**THE TASK:** Give the count of lines that include the string "knowledge". Add nothing to it.

(Stored entries)

<<<<

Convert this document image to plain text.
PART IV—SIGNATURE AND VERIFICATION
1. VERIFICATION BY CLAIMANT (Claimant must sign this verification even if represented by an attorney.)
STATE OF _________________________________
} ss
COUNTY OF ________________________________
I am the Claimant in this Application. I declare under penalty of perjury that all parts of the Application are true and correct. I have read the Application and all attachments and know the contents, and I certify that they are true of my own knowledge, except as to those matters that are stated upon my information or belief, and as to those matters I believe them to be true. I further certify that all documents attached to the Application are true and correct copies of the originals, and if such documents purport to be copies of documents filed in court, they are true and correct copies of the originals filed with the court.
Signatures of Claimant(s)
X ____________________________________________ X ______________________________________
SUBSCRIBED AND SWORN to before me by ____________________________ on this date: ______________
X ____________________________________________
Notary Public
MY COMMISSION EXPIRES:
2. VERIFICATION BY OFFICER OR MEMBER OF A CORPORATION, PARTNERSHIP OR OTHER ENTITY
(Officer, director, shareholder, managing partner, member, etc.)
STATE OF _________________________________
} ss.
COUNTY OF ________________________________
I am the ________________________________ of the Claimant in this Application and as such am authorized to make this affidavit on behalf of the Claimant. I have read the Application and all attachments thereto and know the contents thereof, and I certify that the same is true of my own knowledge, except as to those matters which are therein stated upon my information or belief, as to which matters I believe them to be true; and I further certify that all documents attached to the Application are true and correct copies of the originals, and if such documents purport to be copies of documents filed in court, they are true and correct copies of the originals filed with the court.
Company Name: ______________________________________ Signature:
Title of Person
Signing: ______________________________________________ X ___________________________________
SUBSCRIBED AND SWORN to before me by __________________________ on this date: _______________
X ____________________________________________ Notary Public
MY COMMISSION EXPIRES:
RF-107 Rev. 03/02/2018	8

>>>>
<<<<

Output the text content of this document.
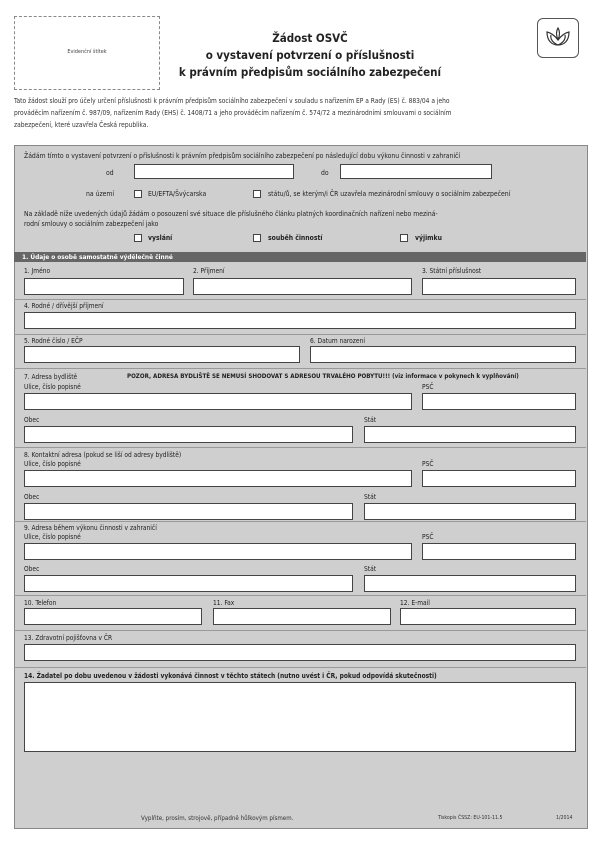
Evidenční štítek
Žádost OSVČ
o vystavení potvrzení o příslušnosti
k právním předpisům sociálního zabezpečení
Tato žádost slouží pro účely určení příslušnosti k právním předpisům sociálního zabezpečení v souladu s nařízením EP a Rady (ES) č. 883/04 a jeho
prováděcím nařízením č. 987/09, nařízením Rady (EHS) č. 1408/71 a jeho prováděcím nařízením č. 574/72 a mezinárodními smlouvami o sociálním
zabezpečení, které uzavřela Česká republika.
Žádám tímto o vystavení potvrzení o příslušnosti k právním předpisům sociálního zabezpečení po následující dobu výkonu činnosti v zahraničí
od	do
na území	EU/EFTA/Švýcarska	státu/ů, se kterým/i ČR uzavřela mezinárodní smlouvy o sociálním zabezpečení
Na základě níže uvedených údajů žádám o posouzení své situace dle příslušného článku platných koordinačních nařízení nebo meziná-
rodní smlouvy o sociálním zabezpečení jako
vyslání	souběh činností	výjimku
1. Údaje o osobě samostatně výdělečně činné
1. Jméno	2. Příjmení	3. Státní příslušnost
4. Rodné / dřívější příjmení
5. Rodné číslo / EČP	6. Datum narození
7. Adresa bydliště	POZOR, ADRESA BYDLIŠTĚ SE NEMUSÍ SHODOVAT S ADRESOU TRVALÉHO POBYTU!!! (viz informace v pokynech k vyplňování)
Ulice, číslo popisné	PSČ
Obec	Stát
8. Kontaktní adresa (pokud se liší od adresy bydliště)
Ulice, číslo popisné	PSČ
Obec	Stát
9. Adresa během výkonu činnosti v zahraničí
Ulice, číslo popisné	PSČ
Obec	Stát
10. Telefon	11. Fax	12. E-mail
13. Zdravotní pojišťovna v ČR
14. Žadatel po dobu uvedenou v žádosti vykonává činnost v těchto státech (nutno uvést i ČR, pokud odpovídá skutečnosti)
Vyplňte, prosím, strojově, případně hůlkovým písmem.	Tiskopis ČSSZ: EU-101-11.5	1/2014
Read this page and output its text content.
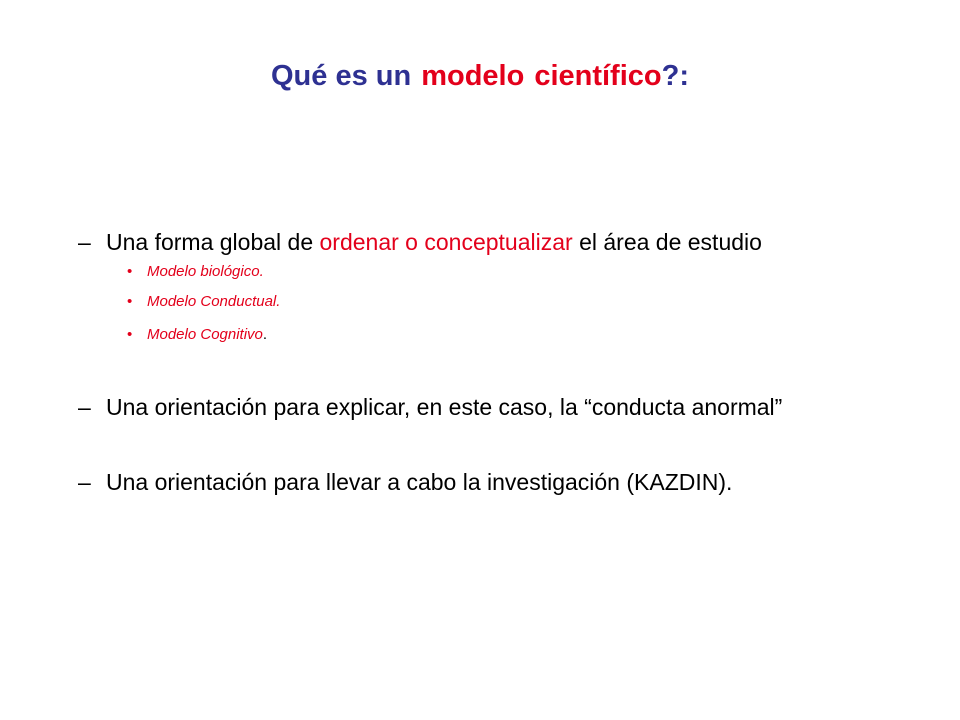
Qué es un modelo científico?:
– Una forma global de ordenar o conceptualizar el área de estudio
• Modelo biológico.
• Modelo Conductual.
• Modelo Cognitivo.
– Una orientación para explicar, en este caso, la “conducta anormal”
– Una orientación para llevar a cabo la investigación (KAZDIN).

>>>>

**ANSWER FOR THIS EXERCISE:** 2